§ Short exercise: Extract every entry word for word.

§ Material supplied:
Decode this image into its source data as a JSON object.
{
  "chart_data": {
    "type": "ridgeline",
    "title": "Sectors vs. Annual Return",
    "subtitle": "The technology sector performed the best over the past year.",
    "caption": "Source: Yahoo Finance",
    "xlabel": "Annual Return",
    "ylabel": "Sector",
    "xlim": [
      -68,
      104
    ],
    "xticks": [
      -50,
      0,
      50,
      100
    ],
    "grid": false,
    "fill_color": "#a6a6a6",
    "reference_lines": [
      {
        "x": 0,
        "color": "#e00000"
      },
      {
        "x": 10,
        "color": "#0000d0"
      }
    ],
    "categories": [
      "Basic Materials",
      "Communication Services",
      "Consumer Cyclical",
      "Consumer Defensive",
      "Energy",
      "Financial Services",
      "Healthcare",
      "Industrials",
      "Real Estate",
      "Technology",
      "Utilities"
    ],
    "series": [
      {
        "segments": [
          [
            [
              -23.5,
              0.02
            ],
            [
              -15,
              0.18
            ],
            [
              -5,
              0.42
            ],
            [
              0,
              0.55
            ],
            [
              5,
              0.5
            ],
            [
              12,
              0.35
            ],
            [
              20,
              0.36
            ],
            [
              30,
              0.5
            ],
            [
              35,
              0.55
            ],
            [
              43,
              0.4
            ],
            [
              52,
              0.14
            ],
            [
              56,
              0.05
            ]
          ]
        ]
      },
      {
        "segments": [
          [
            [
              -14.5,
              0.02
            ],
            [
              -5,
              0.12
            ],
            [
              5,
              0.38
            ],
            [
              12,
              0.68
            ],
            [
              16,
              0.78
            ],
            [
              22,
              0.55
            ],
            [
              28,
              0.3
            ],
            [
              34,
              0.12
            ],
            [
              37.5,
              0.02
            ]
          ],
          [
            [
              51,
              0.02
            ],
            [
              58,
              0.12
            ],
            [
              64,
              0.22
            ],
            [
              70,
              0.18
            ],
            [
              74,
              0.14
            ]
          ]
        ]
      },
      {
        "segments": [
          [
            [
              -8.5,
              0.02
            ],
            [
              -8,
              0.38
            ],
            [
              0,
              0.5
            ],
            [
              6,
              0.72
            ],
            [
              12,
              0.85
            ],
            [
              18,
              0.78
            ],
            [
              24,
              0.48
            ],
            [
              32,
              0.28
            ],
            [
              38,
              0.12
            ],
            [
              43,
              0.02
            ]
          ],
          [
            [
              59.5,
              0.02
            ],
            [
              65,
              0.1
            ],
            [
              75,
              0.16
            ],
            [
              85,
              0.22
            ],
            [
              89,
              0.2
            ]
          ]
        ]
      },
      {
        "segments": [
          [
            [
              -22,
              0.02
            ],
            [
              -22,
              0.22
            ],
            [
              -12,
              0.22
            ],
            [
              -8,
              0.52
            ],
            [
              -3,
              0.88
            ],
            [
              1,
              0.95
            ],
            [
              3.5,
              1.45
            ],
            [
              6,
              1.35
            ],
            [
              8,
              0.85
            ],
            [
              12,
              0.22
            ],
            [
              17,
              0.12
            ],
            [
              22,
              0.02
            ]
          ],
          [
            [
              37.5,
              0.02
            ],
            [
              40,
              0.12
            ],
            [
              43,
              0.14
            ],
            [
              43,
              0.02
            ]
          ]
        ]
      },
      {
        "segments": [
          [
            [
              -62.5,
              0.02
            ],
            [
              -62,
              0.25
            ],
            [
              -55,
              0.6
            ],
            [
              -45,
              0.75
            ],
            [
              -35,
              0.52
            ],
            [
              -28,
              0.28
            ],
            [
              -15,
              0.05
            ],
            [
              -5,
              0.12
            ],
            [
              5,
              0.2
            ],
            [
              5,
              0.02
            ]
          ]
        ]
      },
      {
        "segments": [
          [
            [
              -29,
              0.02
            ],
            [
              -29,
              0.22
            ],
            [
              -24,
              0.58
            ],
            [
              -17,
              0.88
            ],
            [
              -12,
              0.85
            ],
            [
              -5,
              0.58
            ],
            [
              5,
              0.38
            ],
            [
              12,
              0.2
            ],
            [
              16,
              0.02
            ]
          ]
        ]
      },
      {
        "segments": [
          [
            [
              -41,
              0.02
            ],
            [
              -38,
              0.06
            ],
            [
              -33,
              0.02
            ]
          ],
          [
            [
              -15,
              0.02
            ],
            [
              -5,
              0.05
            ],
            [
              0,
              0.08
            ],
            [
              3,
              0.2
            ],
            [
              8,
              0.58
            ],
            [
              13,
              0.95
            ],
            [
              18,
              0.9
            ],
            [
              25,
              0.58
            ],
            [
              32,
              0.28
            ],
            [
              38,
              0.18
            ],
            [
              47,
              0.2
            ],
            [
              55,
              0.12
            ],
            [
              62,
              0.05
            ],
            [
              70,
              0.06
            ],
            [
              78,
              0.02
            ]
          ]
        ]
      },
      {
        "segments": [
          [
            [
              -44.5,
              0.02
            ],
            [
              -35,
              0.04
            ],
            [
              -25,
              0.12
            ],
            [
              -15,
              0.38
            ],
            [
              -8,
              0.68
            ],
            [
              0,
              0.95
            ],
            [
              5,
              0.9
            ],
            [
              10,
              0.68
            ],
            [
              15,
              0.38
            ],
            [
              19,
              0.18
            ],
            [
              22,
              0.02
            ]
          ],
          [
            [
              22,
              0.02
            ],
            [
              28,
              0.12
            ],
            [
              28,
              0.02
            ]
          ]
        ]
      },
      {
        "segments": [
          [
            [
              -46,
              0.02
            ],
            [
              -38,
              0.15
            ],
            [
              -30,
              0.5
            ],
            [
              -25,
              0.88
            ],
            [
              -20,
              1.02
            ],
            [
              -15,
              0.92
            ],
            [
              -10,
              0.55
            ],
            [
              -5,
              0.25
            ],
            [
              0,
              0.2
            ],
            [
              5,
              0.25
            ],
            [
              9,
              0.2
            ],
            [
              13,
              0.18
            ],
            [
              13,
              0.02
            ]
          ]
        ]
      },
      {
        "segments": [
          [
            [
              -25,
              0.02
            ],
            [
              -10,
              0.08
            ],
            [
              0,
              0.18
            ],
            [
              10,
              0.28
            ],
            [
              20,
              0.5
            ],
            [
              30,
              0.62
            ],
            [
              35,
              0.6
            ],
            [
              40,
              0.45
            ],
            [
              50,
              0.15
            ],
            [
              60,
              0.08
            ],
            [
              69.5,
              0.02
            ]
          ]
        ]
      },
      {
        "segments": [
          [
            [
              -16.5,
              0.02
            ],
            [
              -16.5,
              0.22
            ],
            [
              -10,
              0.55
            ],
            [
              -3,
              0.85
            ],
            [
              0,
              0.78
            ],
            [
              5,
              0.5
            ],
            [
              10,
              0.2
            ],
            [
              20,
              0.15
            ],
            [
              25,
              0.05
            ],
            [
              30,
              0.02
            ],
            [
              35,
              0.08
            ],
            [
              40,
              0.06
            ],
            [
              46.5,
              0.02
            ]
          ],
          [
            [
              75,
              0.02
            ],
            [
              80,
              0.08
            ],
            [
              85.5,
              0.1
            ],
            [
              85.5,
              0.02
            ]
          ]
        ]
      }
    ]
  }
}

§ Exercise answer:
Decode this image into its source data as a JSON object.
{
  "chart_data": {
    "type": "ridgeline",
    "title": "Sectors vs. Annual Return",
    "subtitle": "The technology sector performed the best over the past year.",
    "caption": "Source: Yahoo Finance",
    "xlabel": "Annual Return",
    "ylabel": "Sector",
    "xlim": [
      -68,
      104
    ],
    "xticks": [
      -50,
      0,
      50,
      100
    ],
    "grid": false,
    "fill_color": "#a6a6a6",
    "reference_lines": [
      {
        "x": 0,
        "color": "#e00000"
      },
      {
        "x": 10,
        "color": "#0000d0"
      }
    ],
    "categories": [
      "Basic Materials",
      "Communication Services",
      "Consumer Cyclical",
      "Consumer Defensive",
      "Energy",
      "Financial Services",
      "Healthcare",
      "Industrials",
      "Real Estate",
      "Technology",
      "Utilities"
    ],
    "series": [
      {
        "segments": [
          [
            [
              -23.5,
              0.02
            ],
            [
              -15,
              0.18
            ],
            [
              -5,
              0.42
            ],
            [
              0,
              0.55
            ],
            [
              5,
              0.5
            ],
            [
              12,
              0.35
            ],
            [
              20,
              0.36
            ],
            [
              30,
              0.5
            ],
            [
              35,
              0.55
            ],
            [
              43,
              0.4
            ],
            [
              52,
              0.14
            ],
            [
              56,
              0.05
            ]
          ]
        ]
      },
      {
        "segments": [
          [
            [
              -14.5,
              0.02
            ],
            [
              -5,
              0.12
            ],
            [
              5,
              0.38
            ],
            [
              12,
              0.68
            ],
            [
              16,
              0.78
            ],
            [
              22,
              0.55
            ],
            [
              28,
              0.3
            ],
            [
              34,
              0.12
            ],
            [
              37.5,
              0.02
            ]
          ],
          [
            [
              51,
              0.02
            ],
            [
              58,
              0.12
            ],
            [
              64,
              0.22
            ],
            [
              70,
              0.18
            ],
            [
              74,
              0.14
            ]
          ]
        ]
      },
      {
        "segments": [
          [
            [
              -8.5,
              0.02
            ],
            [
              -8,
              0.38
            ],
            [
              0,
              0.5
            ],
            [
              6,
              0.72
            ],
            [
              12,
              0.85
            ],
            [
              18,
              0.78
            ],
            [
              24,
              0.48
            ],
            [
              32,
              0.28
            ],
            [
              38,
              0.12
            ],
            [
              43,
              0.02
            ]
          ],
          [
            [
              59.5,
              0.02
            ],
            [
              65,
              0.1
            ],
            [
              75,
              0.16
            ],
            [
              85,
              0.22
            ],
            [
              89,
              0.2
            ]
          ]
        ]
      },
      {
        "segments": [
          [
            [
              -22,
              0.02
            ],
            [
              -22,
              0.22
            ],
            [
              -12,
              0.22
            ],
            [
              -8,
              0.52
            ],
            [
              -3,
              0.88
            ],
            [
              1,
              0.95
            ],
            [
              3.5,
              1.45
            ],
            [
              6,
              1.35
            ],
            [
              8,
              0.85
            ],
            [
              12,
              0.22
            ],
            [
              17,
              0.12
            ],
            [
              22,
              0.02
            ]
          ],
          [
            [
              37.5,
              0.02
            ],
            [
              40,
              0.12
            ],
            [
              43,
              0.14
            ],
            [
              43,
              0.02
            ]
          ]
        ]
      },
      {
        "segments": [
          [
            [
              -62.5,
              0.02
            ],
            [
              -62,
              0.25
            ],
            [
              -55,
              0.6
            ],
            [
              -45,
              0.75
            ],
            [
              -35,
              0.52
            ],
            [
              -28,
              0.28
            ],
            [
              -15,
              0.05
            ],
            [
              -5,
              0.12
            ],
            [
              5,
              0.2
            ],
            [
              5,
              0.02
            ]
          ]
        ]
      },
      {
        "segments": [
          [
            [
              -29,
              0.02
            ],
            [
              -29,
              0.22
            ],
            [
              -24,
              0.58
            ],
            [
              -17,
              0.88
            ],
            [
              -12,
              0.85
            ],
            [
              -5,
              0.58
            ],
            [
              5,
              0.38
            ],
            [
              12,
              0.2
            ],
            [
              16,
              0.02
            ]
          ]
        ]
      },
      {
        "segments": [
          [
            [
              -41,
              0.02
            ],
            [
              -38,
              0.06
            ],
            [
              -33,
              0.02
            ]
          ],
          [
            [
              -15,
              0.02
            ],
            [
              -5,
              0.05
            ],
            [
              0,
              0.08
            ],
            [
              3,
              0.2
            ],
            [
              8,
              0.58
            ],
            [
              13,
              0.95
            ],
            [
              18,
              0.9
            ],
            [
              25,
              0.58
            ],
            [
              32,
              0.28
            ],
            [
              38,
              0.18
            ],
            [
              47,
              0.2
            ],
            [
              55,
              0.12
            ],
            [
              62,
              0.05
            ],
            [
              70,
              0.06
            ],
            [
              78,
              0.02
            ]
          ]
        ]
      },
      {
        "segments": [
          [
            [
              -44.5,
              0.02
            ],
            [
              -35,
              0.04
            ],
            [
              -25,
              0.12
            ],
            [
              -15,
              0.38
            ],
            [
              -8,
              0.68
            ],
            [
              0,
              0.95
            ],
            [
              5,
              0.9
            ],
            [
              10,
              0.68
            ],
            [
              15,
              0.38
            ],
            [
              19,
              0.18
            ],
            [
              22,
              0.02
            ]
          ],
          [
            [
              22,
              0.02
            ],
            [
              28,
              0.12
            ],
            [
              28,
              0.02
            ]
          ]
        ]
      },
      {
        "segments": [
          [
            [
              -46,
              0.02
            ],
            [
              -38,
              0.15
            ],
            [
              -30,
              0.5
            ],
            [
              -25,
              0.88
            ],
            [
              -20,
              1.02
            ],
            [
              -15,
              0.92
            ],
            [
              -10,
              0.55
            ],
            [
              -5,
              0.25
            ],
            [
              0,
              0.2
            ],
            [
              5,
              0.25
            ],
            [
              9,
              0.2
            ],
            [
              13,
              0.18
            ],
            [
              13,
              0.02
            ]
          ]
        ]
      },
      {
        "segments": [
          [
            [
              -25,
              0.02
            ],
            [
              -10,
              0.08
            ],
            [
              0,
              0.18
            ],
            [
              10,
              0.28
            ],
            [
              20,
              0.5
            ],
            [
              30,
              0.62
            ],
            [
              35,
              0.6
            ],
            [
              40,
              0.45
            ],
            [
              50,
              0.15
            ],
            [
              60,
              0.08
            ],
            [
              69.5,
              0.02
            ]
          ]
        ]
      },
      {
        "segments": [
          [
            [
              -16.5,
              0.02
            ],
            [
              -16.5,
              0.22
            ],
            [
              -10,
              0.55
            ],
            [
              -3,
              0.85
            ],
            [
              0,
              0.78
            ],
            [
              5,
              0.5
            ],
            [
              10,
              0.2
            ],
            [
              20,
              0.15
            ],
            [
              25,
              0.05
            ],
            [
              30,
              0.02
            ],
            [
              35,
              0.08
            ],
            [
              40,
              0.06
            ],
            [
              46.5,
              0.02
            ]
          ],
          [
            [
              75,
              0.02
            ],
            [
              80,
              0.08
            ],
            [
              85.5,
              0.1
            ],
            [
              85.5,
              0.02
            ]
          ]
        ]
      }
    ]
  }
}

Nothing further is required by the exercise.